● Brief
Which lines in the records below contain the word "should"? Copy each of them.
== Exercise material
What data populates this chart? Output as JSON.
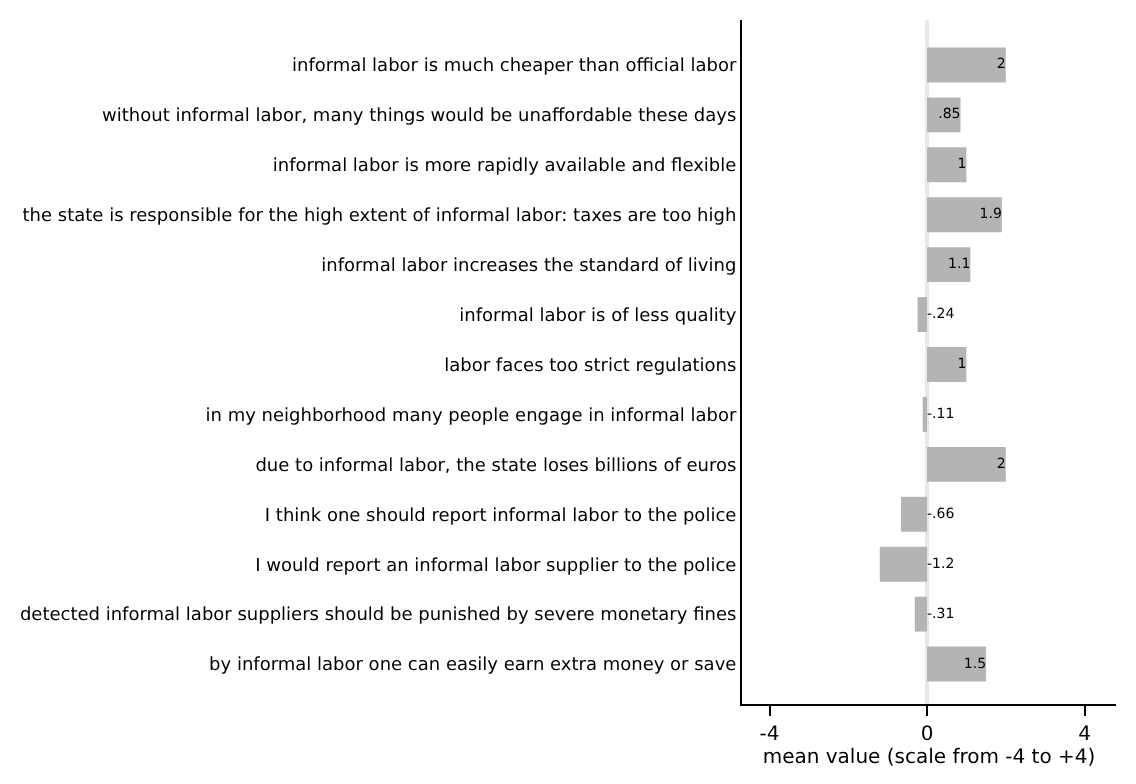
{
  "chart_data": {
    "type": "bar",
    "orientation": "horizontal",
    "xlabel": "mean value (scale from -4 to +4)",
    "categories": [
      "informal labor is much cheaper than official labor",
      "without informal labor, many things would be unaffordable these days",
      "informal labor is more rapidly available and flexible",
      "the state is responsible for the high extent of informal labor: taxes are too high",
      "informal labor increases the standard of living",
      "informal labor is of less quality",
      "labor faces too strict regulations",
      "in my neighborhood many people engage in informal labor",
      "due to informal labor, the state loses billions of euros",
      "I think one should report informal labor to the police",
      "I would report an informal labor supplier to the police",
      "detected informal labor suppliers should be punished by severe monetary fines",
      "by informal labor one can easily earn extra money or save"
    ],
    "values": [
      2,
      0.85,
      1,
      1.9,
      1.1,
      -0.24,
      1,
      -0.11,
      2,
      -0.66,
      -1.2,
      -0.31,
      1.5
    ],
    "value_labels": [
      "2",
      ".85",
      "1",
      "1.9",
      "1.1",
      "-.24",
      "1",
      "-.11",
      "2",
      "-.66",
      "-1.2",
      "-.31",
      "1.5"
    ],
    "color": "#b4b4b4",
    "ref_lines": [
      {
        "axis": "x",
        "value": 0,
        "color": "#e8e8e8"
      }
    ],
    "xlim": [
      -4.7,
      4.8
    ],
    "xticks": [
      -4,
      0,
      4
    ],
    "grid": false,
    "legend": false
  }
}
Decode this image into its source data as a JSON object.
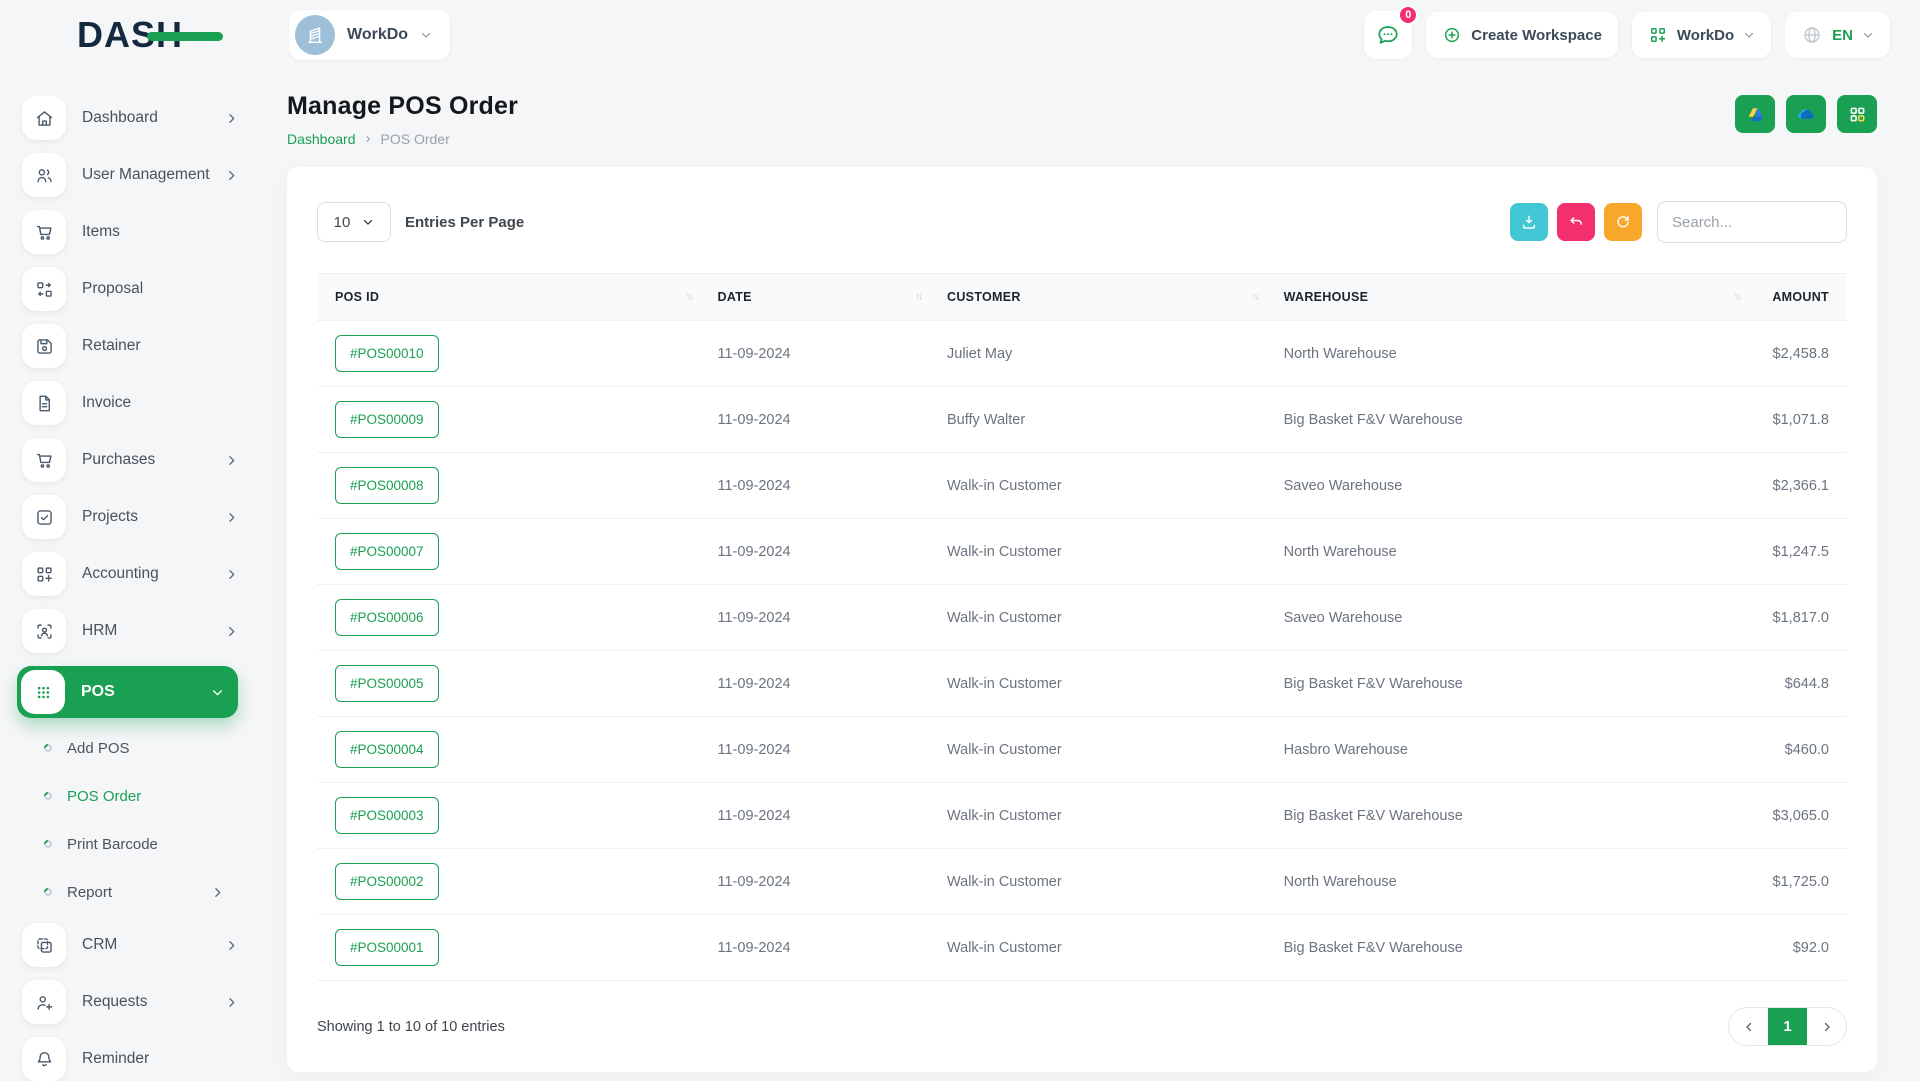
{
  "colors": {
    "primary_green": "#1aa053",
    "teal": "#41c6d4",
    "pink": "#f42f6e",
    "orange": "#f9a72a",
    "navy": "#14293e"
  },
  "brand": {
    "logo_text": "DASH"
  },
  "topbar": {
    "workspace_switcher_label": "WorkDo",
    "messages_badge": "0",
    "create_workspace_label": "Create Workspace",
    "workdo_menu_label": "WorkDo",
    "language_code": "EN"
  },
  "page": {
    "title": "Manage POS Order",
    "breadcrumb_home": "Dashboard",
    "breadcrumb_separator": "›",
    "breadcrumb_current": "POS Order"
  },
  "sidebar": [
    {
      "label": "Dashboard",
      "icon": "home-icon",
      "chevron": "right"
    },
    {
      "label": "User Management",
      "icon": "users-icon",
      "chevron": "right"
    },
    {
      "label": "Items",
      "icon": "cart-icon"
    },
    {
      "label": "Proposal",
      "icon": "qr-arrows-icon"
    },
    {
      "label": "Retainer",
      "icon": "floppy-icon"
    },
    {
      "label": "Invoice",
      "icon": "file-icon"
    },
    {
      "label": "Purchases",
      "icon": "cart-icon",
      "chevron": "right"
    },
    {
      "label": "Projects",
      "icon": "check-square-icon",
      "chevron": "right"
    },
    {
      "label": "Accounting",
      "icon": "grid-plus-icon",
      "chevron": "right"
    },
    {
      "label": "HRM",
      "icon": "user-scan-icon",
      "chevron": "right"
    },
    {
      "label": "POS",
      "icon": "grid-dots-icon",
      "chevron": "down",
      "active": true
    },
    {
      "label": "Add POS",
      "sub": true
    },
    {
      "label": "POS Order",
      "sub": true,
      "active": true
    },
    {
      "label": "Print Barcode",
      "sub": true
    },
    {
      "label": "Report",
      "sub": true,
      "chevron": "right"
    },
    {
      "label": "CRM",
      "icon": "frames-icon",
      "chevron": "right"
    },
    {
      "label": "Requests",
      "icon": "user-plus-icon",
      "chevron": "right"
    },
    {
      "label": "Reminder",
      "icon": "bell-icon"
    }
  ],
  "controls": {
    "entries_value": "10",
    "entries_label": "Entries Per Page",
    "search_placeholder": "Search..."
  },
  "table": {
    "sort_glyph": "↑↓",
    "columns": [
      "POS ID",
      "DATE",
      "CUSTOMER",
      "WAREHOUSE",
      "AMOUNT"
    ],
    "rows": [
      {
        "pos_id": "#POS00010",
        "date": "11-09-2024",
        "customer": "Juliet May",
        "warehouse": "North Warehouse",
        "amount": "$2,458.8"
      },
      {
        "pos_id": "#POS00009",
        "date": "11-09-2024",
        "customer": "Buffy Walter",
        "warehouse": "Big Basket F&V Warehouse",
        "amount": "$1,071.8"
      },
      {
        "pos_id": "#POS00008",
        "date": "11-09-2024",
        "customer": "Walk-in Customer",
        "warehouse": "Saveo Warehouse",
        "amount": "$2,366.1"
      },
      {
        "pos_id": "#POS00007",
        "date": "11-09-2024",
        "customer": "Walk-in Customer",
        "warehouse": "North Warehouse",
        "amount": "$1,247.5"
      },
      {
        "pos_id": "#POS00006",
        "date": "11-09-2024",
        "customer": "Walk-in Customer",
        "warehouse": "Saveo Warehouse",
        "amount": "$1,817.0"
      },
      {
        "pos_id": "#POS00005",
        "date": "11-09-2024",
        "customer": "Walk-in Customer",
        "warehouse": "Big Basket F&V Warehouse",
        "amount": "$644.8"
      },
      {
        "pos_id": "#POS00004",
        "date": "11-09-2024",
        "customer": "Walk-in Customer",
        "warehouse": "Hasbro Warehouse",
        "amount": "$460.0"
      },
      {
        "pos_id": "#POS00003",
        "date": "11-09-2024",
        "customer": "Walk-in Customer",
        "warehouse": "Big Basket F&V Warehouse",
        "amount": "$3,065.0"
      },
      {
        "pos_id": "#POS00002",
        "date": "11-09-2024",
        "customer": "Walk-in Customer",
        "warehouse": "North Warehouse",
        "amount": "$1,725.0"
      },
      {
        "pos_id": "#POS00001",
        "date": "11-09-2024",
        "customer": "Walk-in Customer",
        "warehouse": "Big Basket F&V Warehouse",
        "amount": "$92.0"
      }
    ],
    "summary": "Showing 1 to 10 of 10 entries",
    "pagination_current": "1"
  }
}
====
== Exercise material
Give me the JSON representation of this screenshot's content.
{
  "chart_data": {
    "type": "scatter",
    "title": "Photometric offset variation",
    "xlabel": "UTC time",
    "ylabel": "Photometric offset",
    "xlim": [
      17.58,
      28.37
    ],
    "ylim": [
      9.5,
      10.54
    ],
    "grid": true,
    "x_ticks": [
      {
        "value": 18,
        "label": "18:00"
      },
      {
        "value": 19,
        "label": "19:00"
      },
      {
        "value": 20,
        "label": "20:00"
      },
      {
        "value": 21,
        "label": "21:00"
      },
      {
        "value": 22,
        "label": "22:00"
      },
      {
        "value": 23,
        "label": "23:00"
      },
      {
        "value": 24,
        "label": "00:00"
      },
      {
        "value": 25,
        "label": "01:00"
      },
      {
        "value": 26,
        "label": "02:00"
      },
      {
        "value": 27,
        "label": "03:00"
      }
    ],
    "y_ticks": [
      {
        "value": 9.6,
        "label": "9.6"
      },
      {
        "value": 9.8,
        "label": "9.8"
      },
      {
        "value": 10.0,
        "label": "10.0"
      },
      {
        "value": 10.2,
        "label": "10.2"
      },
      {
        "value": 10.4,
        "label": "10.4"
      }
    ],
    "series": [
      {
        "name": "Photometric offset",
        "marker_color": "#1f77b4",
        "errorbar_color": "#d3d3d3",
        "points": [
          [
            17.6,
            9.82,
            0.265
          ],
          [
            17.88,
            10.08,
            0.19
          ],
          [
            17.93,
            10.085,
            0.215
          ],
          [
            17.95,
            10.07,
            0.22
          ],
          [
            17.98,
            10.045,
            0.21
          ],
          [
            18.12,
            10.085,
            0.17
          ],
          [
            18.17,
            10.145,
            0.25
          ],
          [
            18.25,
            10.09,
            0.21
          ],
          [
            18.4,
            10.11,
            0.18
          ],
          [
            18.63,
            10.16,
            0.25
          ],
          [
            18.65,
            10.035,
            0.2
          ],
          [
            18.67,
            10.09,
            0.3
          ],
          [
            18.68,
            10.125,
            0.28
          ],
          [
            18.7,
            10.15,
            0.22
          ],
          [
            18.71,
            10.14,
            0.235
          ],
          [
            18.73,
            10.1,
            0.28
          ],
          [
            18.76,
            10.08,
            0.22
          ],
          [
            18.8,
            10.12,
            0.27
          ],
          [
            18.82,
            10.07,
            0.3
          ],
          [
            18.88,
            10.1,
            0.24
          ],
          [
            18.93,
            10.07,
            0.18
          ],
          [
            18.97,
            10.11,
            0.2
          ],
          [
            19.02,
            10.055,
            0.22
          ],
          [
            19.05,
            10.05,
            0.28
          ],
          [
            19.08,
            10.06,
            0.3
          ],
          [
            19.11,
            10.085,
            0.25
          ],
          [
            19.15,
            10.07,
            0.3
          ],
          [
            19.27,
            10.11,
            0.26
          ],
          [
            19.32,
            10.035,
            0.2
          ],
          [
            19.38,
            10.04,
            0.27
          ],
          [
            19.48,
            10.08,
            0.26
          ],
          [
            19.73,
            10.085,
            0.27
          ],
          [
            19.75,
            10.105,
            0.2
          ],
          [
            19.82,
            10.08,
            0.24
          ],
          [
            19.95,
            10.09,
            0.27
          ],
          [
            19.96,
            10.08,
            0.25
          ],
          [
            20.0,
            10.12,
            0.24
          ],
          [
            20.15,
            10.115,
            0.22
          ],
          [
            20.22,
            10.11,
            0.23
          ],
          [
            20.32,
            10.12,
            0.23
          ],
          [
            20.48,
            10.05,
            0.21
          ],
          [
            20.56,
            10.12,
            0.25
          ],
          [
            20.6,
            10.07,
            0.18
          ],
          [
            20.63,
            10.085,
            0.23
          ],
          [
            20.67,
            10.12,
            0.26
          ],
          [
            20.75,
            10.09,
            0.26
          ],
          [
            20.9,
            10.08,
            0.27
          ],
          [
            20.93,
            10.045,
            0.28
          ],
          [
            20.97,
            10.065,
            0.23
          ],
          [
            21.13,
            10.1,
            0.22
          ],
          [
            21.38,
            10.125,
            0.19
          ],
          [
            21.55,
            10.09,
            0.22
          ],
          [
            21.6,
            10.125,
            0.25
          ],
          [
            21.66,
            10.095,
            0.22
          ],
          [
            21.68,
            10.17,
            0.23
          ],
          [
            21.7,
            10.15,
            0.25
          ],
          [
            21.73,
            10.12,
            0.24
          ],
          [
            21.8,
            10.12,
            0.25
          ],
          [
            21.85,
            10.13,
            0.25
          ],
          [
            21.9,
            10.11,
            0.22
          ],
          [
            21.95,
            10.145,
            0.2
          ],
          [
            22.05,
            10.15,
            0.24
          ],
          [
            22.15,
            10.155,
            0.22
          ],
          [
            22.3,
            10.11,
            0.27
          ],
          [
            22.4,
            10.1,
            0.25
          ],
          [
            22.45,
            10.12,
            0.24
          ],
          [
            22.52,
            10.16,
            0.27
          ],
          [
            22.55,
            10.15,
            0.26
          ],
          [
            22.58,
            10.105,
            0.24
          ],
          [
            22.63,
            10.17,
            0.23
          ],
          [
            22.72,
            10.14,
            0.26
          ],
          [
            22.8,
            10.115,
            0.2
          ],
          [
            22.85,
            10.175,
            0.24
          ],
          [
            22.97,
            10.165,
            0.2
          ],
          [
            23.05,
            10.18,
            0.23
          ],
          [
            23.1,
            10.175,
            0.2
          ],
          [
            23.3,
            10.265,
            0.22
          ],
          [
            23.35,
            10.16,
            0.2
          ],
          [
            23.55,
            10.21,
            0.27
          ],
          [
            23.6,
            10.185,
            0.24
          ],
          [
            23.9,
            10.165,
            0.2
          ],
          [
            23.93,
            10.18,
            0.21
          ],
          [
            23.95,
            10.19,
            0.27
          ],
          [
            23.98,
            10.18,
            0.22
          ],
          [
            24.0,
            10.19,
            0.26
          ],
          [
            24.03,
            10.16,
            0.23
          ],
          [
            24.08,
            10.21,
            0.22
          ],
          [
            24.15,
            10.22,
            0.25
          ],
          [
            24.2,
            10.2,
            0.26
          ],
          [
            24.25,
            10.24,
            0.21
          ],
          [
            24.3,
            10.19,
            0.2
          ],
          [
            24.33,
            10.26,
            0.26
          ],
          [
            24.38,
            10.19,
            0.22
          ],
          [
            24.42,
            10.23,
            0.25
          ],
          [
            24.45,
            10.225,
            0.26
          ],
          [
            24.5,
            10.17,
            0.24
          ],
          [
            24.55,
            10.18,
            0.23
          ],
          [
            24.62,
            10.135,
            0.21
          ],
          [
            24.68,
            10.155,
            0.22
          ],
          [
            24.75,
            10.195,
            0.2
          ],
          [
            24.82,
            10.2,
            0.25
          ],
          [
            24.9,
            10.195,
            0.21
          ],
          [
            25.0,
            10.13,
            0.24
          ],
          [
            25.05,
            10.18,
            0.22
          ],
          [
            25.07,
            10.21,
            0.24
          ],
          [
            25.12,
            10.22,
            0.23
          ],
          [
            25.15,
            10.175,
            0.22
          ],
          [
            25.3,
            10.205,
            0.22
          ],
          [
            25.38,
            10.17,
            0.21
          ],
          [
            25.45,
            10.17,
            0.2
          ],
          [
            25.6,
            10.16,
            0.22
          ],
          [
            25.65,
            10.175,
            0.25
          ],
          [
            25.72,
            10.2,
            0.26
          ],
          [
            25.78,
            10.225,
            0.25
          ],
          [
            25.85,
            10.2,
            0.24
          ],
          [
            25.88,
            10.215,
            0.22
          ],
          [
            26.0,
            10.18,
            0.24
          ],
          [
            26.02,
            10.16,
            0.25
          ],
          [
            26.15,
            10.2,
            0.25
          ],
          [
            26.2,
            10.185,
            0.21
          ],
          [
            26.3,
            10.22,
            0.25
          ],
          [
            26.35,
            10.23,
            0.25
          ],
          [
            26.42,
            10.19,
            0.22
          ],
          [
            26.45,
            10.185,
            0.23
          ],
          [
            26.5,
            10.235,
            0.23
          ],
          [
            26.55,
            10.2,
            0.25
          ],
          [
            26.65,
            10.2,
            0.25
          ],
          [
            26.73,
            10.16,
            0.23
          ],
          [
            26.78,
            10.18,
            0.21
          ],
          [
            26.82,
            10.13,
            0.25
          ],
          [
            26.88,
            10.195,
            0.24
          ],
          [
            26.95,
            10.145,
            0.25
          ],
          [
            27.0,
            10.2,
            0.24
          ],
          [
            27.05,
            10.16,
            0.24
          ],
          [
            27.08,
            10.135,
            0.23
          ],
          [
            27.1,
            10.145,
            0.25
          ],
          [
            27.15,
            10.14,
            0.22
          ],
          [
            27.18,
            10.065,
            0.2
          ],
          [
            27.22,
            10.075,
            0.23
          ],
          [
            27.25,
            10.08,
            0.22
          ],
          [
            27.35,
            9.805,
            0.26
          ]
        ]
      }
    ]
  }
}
====
● Exercise output
      "I think one should report informal labor to the police",
      "detected informal labor suppliers should be punished by severe monetary fines",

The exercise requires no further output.